## START

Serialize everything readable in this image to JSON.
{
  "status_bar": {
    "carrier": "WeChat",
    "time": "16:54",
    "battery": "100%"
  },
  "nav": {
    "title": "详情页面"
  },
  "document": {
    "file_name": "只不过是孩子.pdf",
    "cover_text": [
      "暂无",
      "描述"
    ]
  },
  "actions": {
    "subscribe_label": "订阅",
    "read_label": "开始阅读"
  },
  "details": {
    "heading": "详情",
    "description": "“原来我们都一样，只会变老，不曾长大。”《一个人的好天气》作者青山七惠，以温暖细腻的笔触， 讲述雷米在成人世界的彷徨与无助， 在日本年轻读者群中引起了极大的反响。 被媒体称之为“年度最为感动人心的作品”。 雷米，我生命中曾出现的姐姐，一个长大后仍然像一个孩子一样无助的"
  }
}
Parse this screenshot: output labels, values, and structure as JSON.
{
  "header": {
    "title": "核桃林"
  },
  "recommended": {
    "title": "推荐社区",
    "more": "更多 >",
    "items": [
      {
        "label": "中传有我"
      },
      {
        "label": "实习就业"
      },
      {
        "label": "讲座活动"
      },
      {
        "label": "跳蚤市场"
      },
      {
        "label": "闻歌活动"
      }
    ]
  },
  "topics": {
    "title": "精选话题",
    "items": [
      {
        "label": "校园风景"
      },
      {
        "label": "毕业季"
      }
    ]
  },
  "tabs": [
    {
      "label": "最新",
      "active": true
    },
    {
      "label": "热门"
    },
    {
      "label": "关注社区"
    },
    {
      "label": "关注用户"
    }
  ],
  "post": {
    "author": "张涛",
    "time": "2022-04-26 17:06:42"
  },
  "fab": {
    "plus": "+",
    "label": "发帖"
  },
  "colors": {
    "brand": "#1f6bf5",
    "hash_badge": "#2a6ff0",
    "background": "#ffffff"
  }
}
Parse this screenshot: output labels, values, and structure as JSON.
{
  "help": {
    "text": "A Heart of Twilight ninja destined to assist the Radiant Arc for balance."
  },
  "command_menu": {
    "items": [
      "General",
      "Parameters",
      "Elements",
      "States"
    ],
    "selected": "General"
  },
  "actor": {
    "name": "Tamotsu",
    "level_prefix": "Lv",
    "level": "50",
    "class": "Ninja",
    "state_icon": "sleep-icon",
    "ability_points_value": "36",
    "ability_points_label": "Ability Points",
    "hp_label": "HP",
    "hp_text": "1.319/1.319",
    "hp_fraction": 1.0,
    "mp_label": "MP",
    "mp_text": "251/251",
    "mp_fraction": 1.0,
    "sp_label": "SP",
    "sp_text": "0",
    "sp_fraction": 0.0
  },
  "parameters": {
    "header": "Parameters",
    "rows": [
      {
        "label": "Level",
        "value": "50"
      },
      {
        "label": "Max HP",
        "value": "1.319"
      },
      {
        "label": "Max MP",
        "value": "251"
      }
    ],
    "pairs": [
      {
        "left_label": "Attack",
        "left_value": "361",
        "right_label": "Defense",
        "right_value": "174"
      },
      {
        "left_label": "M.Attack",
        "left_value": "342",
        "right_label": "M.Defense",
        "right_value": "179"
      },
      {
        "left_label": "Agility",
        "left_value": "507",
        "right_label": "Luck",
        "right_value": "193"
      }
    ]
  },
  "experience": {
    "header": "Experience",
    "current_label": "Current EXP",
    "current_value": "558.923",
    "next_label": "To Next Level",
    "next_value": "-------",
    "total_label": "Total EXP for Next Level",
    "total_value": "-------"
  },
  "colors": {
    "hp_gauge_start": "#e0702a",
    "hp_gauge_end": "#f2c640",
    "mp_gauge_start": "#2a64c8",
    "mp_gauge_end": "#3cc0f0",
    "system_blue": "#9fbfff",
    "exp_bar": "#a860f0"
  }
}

## END

Task description
Say how many lines of the material contain the word "title", with no other text.

Written answer
4